#### [Exercise]
An exact copy of every record is needed.

#### [Record extracts]

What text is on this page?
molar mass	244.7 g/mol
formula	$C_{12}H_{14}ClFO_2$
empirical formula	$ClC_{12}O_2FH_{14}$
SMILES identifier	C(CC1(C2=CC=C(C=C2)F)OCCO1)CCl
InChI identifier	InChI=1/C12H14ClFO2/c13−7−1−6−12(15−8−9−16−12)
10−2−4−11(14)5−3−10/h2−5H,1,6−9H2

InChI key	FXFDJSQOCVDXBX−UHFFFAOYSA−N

#### [Exercise solution]
What text is on this page?
molar mass	244.7 g/mol
formula	$C_{12}H_{14}ClFO_2$
empirical formula	$ClC_{12}O_2FH_{14}$
SMILES identifier	C(CC1(C2=CC=C(C=C2)F)OCCO1)CCl
InChI identifier	InChI=1/C12H14ClFO2/c13−7−1−6−12(15−8−9−16−12)
10−2−4−11(14)5−3−10/h2−5H,1,6−9H2

InChI key	FXFDJSQOCVDXBX−UHFFFAOYSA−N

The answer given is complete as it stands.